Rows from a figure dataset
=======

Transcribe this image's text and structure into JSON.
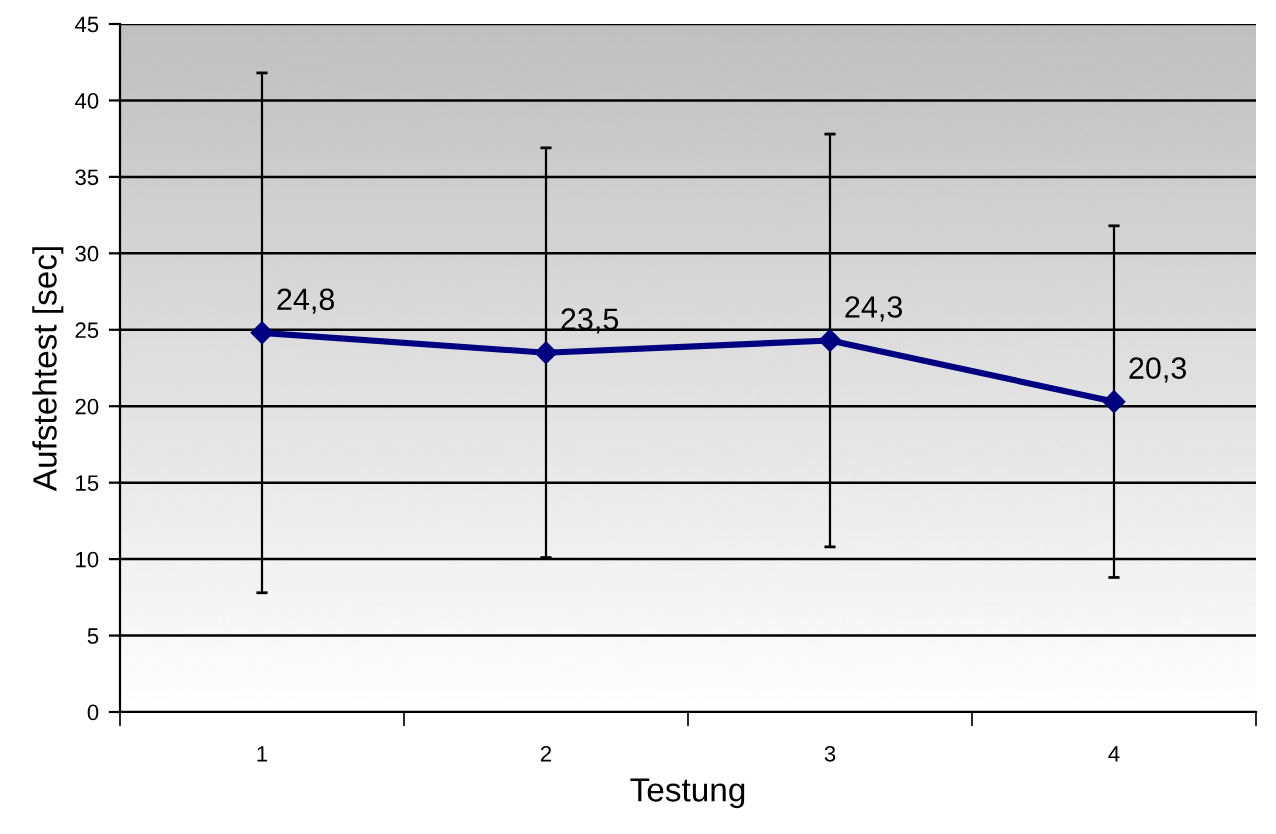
{
  "chart_data": {
    "type": "line",
    "xlabel": "Testung",
    "ylabel": "Aufstehtest [sec]",
    "categories": [
      "1",
      "2",
      "3",
      "4"
    ],
    "series": [
      {
        "color": "#000080",
        "values": [
          24.8,
          23.5,
          24.3,
          20.3
        ],
        "errors": [
          17.0,
          13.4,
          13.5,
          11.5
        ],
        "value_labels": [
          "24,8",
          "23,5",
          "24,3",
          "20,3"
        ]
      }
    ],
    "ylim": [
      0,
      45
    ],
    "yticks": [
      0,
      5,
      10,
      15,
      20,
      25,
      30,
      35,
      40,
      45
    ],
    "grid": "y",
    "marker": "diamond",
    "line_style": "solid"
  }
}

=======

Written problem:
The records above are to be quoted exactly, with all pictures left out.

The completed task:
Transcribe this image's text and structure into JSON.
{
  "chart_data": {
    "type": "line",
    "xlabel": "Testung",
    "ylabel": "Aufstehtest [sec]",
    "categories": [
      "1",
      "2",
      "3",
      "4"
    ],
    "series": [
      {
        "color": "#000080",
        "values": [
          24.8,
          23.5,
          24.3,
          20.3
        ],
        "errors": [
          17.0,
          13.4,
          13.5,
          11.5
        ],
        "value_labels": [
          "24,8",
          "23,5",
          "24,3",
          "20,3"
        ]
      }
    ],
    "ylim": [
      0,
      45
    ],
    "yticks": [
      0,
      5,
      10,
      15,
      20,
      25,
      30,
      35,
      40,
      45
    ],
    "grid": "y",
    "marker": "diamond",
    "line_style": "solid"
  }
}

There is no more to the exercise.